From the listing below, extract each line containing the string "image".

━━━━━━

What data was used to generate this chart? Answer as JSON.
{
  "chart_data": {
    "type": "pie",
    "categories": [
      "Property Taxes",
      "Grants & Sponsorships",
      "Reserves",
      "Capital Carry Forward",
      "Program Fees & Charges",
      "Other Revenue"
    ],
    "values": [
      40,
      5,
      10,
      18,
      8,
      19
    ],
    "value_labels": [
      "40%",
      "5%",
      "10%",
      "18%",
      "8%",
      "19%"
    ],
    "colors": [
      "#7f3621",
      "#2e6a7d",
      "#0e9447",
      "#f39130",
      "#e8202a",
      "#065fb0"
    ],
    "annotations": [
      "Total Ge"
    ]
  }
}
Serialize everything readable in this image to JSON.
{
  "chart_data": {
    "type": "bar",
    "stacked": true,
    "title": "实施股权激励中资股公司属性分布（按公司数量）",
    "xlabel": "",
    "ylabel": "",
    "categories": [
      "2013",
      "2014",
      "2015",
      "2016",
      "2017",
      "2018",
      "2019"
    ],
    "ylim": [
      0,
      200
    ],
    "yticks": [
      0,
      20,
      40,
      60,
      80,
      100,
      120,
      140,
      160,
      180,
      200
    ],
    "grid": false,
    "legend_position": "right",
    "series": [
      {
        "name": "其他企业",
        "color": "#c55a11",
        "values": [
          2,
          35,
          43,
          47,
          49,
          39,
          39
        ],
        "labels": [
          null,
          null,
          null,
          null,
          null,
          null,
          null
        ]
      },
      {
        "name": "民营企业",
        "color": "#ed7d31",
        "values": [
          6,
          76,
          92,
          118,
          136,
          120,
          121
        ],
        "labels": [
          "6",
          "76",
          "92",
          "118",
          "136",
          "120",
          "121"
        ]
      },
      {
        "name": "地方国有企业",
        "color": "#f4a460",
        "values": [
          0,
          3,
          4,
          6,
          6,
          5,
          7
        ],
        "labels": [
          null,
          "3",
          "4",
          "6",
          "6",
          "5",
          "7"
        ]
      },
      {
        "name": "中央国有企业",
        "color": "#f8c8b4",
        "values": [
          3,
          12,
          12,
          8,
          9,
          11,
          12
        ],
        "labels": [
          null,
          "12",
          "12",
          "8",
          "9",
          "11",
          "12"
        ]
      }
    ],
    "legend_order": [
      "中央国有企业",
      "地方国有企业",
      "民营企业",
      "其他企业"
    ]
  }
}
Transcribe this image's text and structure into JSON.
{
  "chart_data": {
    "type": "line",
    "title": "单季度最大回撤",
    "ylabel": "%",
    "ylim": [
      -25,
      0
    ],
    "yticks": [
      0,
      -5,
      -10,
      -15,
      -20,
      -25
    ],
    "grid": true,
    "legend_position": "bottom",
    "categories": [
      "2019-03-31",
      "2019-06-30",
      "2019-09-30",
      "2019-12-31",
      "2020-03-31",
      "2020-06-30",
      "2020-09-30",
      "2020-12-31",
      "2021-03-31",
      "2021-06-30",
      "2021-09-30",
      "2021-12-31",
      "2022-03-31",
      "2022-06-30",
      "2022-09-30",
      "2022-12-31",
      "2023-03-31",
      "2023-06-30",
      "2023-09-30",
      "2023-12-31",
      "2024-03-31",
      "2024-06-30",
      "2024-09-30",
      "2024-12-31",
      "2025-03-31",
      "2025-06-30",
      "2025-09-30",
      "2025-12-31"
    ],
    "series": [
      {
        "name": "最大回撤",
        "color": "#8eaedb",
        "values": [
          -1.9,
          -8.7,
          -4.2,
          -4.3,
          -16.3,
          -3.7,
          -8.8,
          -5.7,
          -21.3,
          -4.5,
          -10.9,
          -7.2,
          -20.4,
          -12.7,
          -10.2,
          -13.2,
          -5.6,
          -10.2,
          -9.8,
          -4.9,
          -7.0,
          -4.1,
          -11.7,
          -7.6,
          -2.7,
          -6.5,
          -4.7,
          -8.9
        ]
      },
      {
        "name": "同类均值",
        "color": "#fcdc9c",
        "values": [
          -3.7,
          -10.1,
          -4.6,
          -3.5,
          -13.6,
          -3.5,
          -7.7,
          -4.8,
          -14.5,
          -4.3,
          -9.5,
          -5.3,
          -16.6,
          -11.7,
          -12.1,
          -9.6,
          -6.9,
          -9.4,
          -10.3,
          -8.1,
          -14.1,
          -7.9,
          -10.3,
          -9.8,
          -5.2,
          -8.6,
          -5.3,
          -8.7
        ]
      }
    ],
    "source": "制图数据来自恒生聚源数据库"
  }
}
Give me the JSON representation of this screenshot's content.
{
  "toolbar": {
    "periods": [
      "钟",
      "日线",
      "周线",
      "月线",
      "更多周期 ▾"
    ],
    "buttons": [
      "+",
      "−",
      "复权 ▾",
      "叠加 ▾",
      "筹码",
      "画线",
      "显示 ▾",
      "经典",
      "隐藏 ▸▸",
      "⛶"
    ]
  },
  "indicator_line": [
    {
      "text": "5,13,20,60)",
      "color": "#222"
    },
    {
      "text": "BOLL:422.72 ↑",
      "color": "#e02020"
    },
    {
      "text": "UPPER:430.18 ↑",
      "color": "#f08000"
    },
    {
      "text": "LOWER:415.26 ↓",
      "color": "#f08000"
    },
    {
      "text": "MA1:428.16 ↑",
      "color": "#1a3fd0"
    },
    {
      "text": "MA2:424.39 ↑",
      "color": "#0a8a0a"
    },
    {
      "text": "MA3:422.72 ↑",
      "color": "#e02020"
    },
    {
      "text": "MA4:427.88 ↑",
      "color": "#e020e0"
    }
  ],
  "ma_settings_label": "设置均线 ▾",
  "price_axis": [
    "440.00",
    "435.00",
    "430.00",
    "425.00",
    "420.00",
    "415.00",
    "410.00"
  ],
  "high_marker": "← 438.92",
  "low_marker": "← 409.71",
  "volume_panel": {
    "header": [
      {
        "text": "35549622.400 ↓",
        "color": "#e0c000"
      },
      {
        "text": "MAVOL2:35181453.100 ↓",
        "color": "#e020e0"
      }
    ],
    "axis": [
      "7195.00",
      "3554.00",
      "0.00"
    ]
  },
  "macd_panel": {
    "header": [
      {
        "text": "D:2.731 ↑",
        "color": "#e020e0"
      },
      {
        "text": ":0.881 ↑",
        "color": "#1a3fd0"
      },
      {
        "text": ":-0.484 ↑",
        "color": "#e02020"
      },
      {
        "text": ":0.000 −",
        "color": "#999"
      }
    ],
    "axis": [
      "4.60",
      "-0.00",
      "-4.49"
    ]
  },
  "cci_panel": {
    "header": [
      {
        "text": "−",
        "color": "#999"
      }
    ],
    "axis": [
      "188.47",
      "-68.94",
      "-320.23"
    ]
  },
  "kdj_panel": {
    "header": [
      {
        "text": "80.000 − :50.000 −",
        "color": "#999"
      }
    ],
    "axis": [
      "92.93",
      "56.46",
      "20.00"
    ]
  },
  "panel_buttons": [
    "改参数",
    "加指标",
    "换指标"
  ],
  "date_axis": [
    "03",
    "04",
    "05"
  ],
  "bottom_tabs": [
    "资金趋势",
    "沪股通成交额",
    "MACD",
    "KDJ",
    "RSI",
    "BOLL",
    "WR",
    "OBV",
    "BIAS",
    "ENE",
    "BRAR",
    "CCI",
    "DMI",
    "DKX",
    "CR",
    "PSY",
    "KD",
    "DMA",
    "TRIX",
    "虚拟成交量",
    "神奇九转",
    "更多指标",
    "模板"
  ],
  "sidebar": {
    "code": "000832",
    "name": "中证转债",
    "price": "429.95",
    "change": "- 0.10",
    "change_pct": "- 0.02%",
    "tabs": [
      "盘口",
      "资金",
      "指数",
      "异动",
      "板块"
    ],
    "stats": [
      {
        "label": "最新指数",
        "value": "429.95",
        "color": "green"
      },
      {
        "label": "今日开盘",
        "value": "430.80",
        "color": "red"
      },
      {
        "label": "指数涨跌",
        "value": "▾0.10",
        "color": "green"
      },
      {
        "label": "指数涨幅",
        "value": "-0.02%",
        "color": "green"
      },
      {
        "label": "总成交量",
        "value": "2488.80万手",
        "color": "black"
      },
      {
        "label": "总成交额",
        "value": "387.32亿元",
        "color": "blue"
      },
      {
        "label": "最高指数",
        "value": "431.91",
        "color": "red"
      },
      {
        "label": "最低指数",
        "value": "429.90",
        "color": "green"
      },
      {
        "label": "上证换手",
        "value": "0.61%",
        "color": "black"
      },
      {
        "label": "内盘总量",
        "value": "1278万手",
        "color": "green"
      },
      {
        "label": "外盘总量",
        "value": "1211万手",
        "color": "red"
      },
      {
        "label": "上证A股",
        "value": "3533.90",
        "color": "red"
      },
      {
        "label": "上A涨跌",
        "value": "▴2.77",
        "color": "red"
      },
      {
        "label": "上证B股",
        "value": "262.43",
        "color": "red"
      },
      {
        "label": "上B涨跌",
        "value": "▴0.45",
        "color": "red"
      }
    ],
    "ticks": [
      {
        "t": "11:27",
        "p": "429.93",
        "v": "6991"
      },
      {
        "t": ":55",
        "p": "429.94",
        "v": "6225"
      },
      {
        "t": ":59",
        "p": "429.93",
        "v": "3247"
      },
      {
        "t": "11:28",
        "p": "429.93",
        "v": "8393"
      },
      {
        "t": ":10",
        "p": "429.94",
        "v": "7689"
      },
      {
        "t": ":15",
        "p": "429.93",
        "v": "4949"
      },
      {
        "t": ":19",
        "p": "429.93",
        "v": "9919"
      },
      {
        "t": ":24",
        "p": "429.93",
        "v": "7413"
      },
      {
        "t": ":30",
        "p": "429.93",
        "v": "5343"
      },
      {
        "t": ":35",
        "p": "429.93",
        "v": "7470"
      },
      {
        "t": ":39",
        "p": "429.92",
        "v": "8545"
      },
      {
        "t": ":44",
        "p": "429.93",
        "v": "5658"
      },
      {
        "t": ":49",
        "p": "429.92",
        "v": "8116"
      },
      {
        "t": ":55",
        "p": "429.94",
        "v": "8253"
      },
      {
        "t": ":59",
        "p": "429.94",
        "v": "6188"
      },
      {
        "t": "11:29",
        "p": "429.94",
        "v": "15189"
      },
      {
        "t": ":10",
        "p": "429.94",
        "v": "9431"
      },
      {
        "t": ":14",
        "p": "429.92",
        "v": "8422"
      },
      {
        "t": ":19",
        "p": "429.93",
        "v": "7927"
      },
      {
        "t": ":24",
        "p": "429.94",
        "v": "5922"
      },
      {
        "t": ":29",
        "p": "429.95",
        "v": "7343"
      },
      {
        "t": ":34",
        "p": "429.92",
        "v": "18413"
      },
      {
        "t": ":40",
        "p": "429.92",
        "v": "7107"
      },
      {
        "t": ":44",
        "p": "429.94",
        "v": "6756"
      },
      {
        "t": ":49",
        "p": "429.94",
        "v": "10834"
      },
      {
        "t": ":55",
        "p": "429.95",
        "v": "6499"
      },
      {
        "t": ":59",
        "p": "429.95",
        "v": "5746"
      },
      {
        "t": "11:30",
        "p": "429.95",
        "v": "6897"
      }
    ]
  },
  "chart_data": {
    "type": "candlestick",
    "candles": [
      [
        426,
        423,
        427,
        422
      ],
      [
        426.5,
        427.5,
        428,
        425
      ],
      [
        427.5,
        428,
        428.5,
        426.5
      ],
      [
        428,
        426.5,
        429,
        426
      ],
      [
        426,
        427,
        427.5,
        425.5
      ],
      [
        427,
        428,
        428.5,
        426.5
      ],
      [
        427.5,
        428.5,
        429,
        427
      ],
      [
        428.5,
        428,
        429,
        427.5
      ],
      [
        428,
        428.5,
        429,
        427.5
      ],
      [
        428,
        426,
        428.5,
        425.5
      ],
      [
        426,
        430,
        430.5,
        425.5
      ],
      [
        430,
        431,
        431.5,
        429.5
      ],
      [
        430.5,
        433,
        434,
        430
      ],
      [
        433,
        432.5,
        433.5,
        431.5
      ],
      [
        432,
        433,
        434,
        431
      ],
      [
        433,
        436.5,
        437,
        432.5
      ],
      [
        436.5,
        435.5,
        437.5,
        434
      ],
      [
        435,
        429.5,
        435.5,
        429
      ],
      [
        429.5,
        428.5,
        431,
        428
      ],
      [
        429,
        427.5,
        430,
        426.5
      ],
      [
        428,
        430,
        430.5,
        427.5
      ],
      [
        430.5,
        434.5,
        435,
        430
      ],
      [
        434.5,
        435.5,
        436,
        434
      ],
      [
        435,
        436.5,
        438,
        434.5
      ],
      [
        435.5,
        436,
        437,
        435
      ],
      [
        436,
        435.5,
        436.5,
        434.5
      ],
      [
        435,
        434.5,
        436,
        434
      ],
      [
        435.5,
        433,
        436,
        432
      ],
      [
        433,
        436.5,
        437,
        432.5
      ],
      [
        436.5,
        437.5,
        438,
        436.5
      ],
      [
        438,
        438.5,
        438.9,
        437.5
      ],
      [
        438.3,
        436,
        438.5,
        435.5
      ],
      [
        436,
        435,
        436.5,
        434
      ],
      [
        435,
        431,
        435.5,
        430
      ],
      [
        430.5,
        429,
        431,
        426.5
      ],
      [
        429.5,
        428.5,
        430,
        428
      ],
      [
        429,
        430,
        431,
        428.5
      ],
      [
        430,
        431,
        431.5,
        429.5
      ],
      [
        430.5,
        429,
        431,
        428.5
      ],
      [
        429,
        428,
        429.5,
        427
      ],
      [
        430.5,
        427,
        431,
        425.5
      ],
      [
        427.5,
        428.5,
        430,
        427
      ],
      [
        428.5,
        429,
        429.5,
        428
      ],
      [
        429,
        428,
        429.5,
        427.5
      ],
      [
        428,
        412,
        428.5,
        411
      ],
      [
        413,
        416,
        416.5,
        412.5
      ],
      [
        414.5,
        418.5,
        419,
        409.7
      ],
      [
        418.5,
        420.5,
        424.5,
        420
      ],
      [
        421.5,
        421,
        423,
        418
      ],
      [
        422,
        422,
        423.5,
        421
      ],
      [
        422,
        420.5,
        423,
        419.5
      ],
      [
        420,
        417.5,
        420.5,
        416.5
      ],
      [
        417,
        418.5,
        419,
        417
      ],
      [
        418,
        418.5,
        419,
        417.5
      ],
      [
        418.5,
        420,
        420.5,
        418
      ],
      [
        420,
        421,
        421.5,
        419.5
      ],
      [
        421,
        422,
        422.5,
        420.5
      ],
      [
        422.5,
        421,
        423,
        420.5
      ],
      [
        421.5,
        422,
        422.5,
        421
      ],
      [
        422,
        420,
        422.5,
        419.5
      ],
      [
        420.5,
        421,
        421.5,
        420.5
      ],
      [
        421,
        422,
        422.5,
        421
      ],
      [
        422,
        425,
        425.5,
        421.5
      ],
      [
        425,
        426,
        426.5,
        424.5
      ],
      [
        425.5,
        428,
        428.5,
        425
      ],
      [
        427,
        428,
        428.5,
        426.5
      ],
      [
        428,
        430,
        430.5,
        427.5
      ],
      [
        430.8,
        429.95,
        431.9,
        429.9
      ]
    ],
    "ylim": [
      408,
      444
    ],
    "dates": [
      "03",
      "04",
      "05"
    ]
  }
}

━━━━━━

■ **RESPONSE TO THE EXERCISE**:
Serialize everything readable in this image to JSON.
Transcribe this image's text and structure into JSON.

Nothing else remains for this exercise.